## What to do
Search the material below for the word "frac" and copy every line in which it occurs.

------------

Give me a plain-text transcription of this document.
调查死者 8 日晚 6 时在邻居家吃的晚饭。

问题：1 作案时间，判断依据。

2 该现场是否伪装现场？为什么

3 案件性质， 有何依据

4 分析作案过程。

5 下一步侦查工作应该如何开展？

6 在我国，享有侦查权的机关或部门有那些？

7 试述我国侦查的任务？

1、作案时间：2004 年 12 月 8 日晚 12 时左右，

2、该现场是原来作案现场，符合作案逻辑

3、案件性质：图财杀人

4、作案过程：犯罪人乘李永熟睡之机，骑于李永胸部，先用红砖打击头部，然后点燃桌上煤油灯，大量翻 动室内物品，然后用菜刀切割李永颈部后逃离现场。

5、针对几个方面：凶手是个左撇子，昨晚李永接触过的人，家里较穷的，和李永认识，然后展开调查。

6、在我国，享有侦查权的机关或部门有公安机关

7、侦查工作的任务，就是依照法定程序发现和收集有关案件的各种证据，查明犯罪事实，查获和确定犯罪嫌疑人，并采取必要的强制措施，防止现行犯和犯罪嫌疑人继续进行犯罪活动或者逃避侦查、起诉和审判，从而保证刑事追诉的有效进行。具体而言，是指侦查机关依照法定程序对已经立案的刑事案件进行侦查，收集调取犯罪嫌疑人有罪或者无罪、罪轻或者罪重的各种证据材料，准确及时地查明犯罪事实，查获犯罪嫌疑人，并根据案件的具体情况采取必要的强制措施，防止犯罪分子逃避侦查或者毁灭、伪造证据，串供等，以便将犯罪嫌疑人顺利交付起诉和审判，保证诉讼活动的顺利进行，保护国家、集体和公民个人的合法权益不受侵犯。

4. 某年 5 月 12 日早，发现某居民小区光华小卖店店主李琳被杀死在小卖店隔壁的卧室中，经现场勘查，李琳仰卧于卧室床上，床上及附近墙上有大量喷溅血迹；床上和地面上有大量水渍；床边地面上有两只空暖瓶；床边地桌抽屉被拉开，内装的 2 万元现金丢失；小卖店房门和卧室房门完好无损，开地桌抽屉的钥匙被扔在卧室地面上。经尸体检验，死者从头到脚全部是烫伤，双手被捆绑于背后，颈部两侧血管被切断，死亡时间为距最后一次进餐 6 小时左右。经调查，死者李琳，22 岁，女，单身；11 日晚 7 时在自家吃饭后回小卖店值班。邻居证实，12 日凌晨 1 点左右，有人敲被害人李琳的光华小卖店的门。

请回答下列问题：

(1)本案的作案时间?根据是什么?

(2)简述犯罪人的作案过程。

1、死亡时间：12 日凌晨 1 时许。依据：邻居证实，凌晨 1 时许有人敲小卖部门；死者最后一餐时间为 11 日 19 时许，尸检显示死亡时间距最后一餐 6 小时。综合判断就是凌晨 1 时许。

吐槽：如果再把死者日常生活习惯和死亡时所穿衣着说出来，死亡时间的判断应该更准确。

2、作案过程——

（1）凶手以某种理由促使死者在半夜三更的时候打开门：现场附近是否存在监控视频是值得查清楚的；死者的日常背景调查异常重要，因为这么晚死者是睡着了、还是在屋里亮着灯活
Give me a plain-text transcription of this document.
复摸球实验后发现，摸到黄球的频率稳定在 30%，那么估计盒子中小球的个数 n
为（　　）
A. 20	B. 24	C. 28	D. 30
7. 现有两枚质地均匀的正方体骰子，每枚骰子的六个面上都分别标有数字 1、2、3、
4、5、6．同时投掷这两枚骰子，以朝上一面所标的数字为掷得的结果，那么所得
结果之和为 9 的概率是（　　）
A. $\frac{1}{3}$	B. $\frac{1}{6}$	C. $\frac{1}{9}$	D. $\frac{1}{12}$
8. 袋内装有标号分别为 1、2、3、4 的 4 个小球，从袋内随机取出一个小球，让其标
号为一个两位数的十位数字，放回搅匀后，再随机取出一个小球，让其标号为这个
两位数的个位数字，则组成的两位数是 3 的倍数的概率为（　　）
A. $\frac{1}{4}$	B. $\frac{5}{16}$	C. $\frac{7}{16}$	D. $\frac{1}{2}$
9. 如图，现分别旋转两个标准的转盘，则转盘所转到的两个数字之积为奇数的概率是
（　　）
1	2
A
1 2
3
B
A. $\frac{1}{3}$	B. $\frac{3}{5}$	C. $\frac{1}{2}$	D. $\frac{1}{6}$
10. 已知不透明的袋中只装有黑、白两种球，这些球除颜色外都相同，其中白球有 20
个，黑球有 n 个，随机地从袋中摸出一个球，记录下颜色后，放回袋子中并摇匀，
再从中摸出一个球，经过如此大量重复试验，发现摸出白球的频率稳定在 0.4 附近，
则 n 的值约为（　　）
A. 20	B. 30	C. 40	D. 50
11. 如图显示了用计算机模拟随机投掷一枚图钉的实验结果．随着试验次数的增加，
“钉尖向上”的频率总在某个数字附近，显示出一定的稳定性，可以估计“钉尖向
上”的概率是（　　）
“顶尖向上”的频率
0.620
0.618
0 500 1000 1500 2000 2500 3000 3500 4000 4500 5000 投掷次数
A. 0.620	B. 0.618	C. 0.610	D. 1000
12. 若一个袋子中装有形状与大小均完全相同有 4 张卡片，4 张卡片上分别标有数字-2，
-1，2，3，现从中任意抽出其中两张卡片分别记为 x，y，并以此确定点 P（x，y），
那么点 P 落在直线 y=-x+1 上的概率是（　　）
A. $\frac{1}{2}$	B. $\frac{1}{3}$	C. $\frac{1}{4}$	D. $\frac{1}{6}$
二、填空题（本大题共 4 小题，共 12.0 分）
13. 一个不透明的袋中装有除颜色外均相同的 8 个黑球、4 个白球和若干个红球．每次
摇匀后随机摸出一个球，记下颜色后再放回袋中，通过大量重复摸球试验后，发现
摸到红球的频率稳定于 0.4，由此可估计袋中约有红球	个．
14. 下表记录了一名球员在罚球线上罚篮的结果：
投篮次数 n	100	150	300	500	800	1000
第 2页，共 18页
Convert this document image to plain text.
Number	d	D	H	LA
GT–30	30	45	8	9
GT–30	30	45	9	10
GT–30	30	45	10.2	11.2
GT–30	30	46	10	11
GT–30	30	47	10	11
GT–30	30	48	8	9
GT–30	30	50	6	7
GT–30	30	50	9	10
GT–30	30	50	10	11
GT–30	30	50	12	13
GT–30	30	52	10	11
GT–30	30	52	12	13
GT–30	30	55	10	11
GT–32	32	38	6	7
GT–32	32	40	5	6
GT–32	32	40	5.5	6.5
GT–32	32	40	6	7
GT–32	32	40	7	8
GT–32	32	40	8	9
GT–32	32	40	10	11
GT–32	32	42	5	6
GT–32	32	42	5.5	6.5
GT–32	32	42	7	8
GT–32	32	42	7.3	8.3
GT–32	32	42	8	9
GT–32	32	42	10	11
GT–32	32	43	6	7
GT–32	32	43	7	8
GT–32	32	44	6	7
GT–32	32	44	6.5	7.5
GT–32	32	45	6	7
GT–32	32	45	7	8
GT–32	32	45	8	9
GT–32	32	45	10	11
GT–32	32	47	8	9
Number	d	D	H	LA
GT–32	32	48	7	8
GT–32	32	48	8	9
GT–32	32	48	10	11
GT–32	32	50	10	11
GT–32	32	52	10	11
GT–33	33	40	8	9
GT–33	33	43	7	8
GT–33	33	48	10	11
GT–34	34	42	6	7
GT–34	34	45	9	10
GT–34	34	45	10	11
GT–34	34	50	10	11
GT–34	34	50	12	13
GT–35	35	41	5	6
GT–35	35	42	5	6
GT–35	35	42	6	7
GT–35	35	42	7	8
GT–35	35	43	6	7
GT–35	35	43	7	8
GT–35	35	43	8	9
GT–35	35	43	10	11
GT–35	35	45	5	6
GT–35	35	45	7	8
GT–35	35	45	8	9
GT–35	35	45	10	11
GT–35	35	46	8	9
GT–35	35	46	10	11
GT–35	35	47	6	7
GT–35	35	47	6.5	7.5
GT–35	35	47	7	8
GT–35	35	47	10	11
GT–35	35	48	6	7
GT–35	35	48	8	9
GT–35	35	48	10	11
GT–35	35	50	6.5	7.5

------------

## Answer for this exercise
A. $\frac{1}{3}$	B. $\frac{1}{6}$	C. $\frac{1}{9}$	D. $\frac{1}{12}$
A. $\frac{1}{4}$	B. $\frac{5}{16}$	C. $\frac{7}{16}$	D. $\frac{1}{2}$
A. $\frac{1}{3}$	B. $\frac{3}{5}$	C. $\frac{1}{2}$	D. $\frac{1}{6}$
A. $\frac{1}{2}$	B. $\frac{1}{3}$	C. $\frac{1}{4}$	D. $\frac{1}{6}$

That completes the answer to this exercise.